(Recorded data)
--- start ---

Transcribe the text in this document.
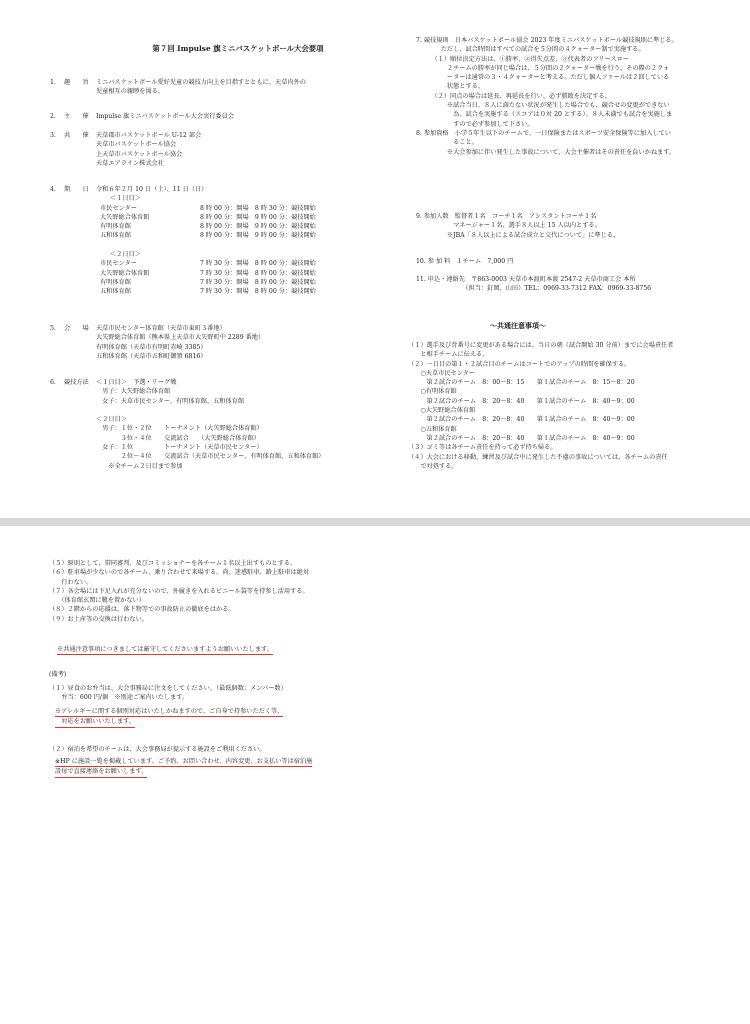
第７回 Impulse 旗ミニバスケットボール大会要項
1.	趣　　旨 ミニバスケットボール愛好児童の競技力向上を目指すとともに、天草内外の
児童相互の親睦を図る。
2.	主　　催 Impulse 旗ミニバスケットボール大会実行委員会
3.	共　　催 天草郡市バスケットボール U-12 部会
天草市バスケットボール協会
上天草市バスケットボール協会
天草エアライン株式会社
4.	期　　日 令和６年２月 10 日（土）、11 日（日）
＜１日目＞
市民センター	8 時 00 分：開場　8 時 30 分：競技開始
大矢野総合体育館	8 時 00 分：開場　9 時 00 分：競技開始
有明体育館	8 時 00 分：開場　9 時 00 分：競技開始
五和体育館	8 時 00 分：開場　9 時 00 分：競技開始

＜２日目＞
市民センター	7 時 30 分：開場　8 時 00 分：競技開始
大矢野総合体育館	7 時 30 分：開場　8 時 00 分：競技開始
有明体育館	7 時 30 分：開場　8 時 00 分：競技開始
五和体育館	7 時 30 分：開場　8 時 00 分：競技開始
5.	会　　場 天草市民センター体育館（天草市東町３番地）
大矢野総合体育館（熊本県上天草市大矢野町中 2289 番地）
有明体育館（天草市有明町赤崎 3385）
五和体育館（天草市五和町御領 6816）
6.	競技方法 ＜１日目＞　予選・リーグ戦
　男子：大矢野総合体育館
　女子：天草市民センター、有明体育館、五和体育館

＜２日目＞
　男子：１位・２位　　トーナメント（大矢野総合体育館）
　　　　３位・４位　　交流試合　　（大矢野総合体育館）
　女子：１位　　　　　トーナメント（天草市民センター）
　　　　２位〜４位　　交流試合（天草市民センター、有明体育館、五和体育館）
　　※全チーム２日目まで参加
7. 競技規則　日本バスケットボール協会 2023 年度ミニバスケットボール競技規則に準じる。
　　　　ただし、試合時間はすべての試合を５分間の４クォーター制で実施する。
　　　（１）順位決定方法は、①勝率、②得失点差、③代表者のフリースロー
　　　　　２チームの勝率が同じ場合は、５分間の２クォーター戦を行う。その際の２クォ
　　　　　ーターは通常の３・４クォーターと考える。ただし個人ファールは２回している
　　　　　状態とする。
　　　（２）同点の場合は延長、再延長を行い、必ず勝敗を決定する。
　　　　　※試合当日、８人に満たない状況が発生した場合でも、競合せの変更ができない
　　　　　　為、試合を実施する（スコアは０対 20 とする）。８人未満でも試合を実施しま
　　　　　　すので必ず参加して下さい。
8. 参加資格　小学５年生以下のチームで、一日保険またはスポーツ安全保険等に加入してい
　　　　　　ること。
　　　　　※大会参加に伴い発生した事故について、大会主催者はその責任を負いかねます。
9. 参加人数　監督者１名　コーチ１名　アシスタントコーチ１名
　　　　　　マネージャー１名、選手８人以上 15 人以内とする。
　　　　　※JBA「８人以上による試合成立と交代について」に準じる。
10. 参 加 料　１チーム　7,000 円
11. 申込・連絡先　〒863-0003 天草市本渡町本渡 2547-2 天草市商工会 本所
　　　　　　　　（担当：釘岡、山田）TEL：0969-33-7312 FAX：0969-33-8756
〜共通注意事項〜
（１）選手及び背番号に変更がある場合には、当日の朝（試合開始 30 分前）までに会場責任者
　　と相手チームに伝える。
（２）一日目の第１・２試合目のチームはコートでのアップの時間を確保する。
　　○天草市民センター
　　　第２試合のチーム　8：00〜8：15　　第１試合のチーム　8：15〜8：20
　　○有明体育館
　　　第２試合のチーム　8：20〜8：40　　第１試合のチーム　8：40〜9：00
　　○大矢野総合体育館
　　　第２試合のチーム　8：20〜8：40　　第１試合のチーム　8：40〜9：00
　　○五和体育館
　　　第２試合のチーム　8：20〜8：40　　第１試合のチーム　8：40〜9：00
（３）ゴミ等は各チーム責任を持って必ず持ち帰る。
（４）大会における移動、練習及び試合中に発生した不慮の事故については、各チームの責任
　　で対処する。
（５）原則として、帯同審判、及びコミッショナーを各チーム１名以上出すものとする。
（６）駐車場が少ないので各チーム、乗り合わせて来場する。尚、迷惑駐車、路上駐車は絶対
　　行わない。
（７）各会場には下足入れが充分ないので、外履きを入れるビニール袋等を持参し活用する。
　　（体育館玄関に靴を置かない）
（８）２階からの応援は、落下物等での事故防止の徹底をはかる。
（９）お土産等の交換は行わない。
※共通注意事項につきましては厳守してくださいますようお願いいたします。
(備考)
（１）昼食のお弁当は、大会事務局に注文をしてください。（最低個数：メンバー数）
　　弁当：600 円/個　※別途ご案内いたします。
※アレルギーに関する個別対応はいたしかねますので、ご自身で持参いただく等、
　対応をお願いいたします。
（２）宿泊を希望のチームは、大会事務局が提示する施設をご利用ください。
※HP に施設一覧を掲載しています。ご予約、お問い合わせ、内容変更、お支払い等は宿泊施
設毎で直接連絡をお願いします。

--- end ---

#### [Problem details]
Search the listing for the word "五和体育館" and return each line that holds it.

#### [Answer to the problem]
五和体育館	8 時 00 分：開場　9 時 00 分：競技開始
五和体育館	7 時 30 分：開場　8 時 00 分：競技開始
五和体育館（天草市五和町御領 6816）
　女子：天草市民センター、有明体育館、五和体育館
　　　　２位〜４位　　交流試合（天草市民センター、有明体育館、五和体育館）
　　○五和体育館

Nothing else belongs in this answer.